--- AVAILABLE RECORDS ---

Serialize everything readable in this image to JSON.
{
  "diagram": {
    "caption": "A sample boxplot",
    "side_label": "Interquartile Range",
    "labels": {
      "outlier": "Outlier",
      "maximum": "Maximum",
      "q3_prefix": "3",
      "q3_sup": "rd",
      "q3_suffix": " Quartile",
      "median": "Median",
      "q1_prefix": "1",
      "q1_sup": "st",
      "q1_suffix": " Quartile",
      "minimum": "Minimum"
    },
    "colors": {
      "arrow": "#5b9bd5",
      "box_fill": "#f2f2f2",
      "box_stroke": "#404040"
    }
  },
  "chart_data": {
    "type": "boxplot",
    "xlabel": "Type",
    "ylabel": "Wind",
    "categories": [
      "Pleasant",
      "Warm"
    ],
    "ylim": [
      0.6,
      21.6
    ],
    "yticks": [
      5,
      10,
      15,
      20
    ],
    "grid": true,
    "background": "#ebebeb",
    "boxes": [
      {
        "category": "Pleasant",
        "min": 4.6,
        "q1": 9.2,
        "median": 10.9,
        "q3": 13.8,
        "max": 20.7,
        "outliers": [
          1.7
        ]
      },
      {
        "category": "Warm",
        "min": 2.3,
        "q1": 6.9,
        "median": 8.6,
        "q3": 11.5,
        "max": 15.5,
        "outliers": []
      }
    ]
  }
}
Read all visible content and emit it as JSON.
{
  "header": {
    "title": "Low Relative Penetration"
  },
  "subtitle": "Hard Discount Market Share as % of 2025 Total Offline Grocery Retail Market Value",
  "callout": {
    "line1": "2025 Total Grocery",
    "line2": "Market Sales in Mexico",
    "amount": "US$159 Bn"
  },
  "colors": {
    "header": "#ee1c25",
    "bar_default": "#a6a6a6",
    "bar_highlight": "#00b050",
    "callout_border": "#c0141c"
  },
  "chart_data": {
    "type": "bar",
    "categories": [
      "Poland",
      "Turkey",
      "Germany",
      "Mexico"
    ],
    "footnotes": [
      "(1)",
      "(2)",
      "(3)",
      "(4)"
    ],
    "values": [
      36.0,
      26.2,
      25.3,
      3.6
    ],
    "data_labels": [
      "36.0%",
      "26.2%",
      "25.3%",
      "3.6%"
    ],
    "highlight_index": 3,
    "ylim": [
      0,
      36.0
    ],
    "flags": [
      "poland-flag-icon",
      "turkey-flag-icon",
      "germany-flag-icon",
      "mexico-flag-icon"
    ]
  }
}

---

* [DO THIS]: Every entry in the listing must be retyped exactly.

* [IN RESPONSE]:
Serialize everything readable in this image to JSON.
{
  "diagram": {
    "caption": "A sample boxplot",
    "side_label": "Interquartile Range",
    "labels": {
      "outlier": "Outlier",
      "maximum": "Maximum",
      "q3_prefix": "3",
      "q3_sup": "rd",
      "q3_suffix": " Quartile",
      "median": "Median",
      "q1_prefix": "1",
      "q1_sup": "st",
      "q1_suffix": " Quartile",
      "minimum": "Minimum"
    },
    "colors": {
      "arrow": "#5b9bd5",
      "box_fill": "#f2f2f2",
      "box_stroke": "#404040"
    }
  },
  "chart_data": {
    "type": "boxplot",
    "xlabel": "Type",
    "ylabel": "Wind",
    "categories": [
      "Pleasant",
      "Warm"
    ],
    "ylim": [
      0.6,
      21.6
    ],
    "yticks": [
      5,
      10,
      15,
      20
    ],
    "grid": true,
    "background": "#ebebeb",
    "boxes": [
      {
        "category": "Pleasant",
        "min": 4.6,
        "q1": 9.2,
        "median": 10.9,
        "q3": 13.8,
        "max": 20.7,
        "outliers": [
          1.7
        ]
      },
      {
        "category": "Warm",
        "min": 2.3,
        "q1": 6.9,
        "median": 8.6,
        "q3": 11.5,
        "max": 15.5,
        "outliers": []
      }
    ]
  }
}
Read all visible content and emit it as JSON.
{
  "header": {
    "title": "Low Relative Penetration"
  },
  "subtitle": "Hard Discount Market Share as % of 2025 Total Offline Grocery Retail Market Value",
  "callout": {
    "line1": "2025 Total Grocery",
    "line2": "Market Sales in Mexico",
    "amount": "US$159 Bn"
  },
  "colors": {
    "header": "#ee1c25",
    "bar_default": "#a6a6a6",
    "bar_highlight": "#00b050",
    "callout_border": "#c0141c"
  },
  "chart_data": {
    "type": "bar",
    "categories": [
      "Poland",
      "Turkey",
      "Germany",
      "Mexico"
    ],
    "footnotes": [
      "(1)",
      "(2)",
      "(3)",
      "(4)"
    ],
    "values": [
      36.0,
      26.2,
      25.3,
      3.6
    ],
    "data_labels": [
      "36.0%",
      "26.2%",
      "25.3%",
      "3.6%"
    ],
    "highlight_index": 3,
    "ylim": [
      0,
      36.0
    ],
    "flags": [
      "poland-flag-icon",
      "turkey-flag-icon",
      "germany-flag-icon",
      "mexico-flag-icon"
    ]
  }
}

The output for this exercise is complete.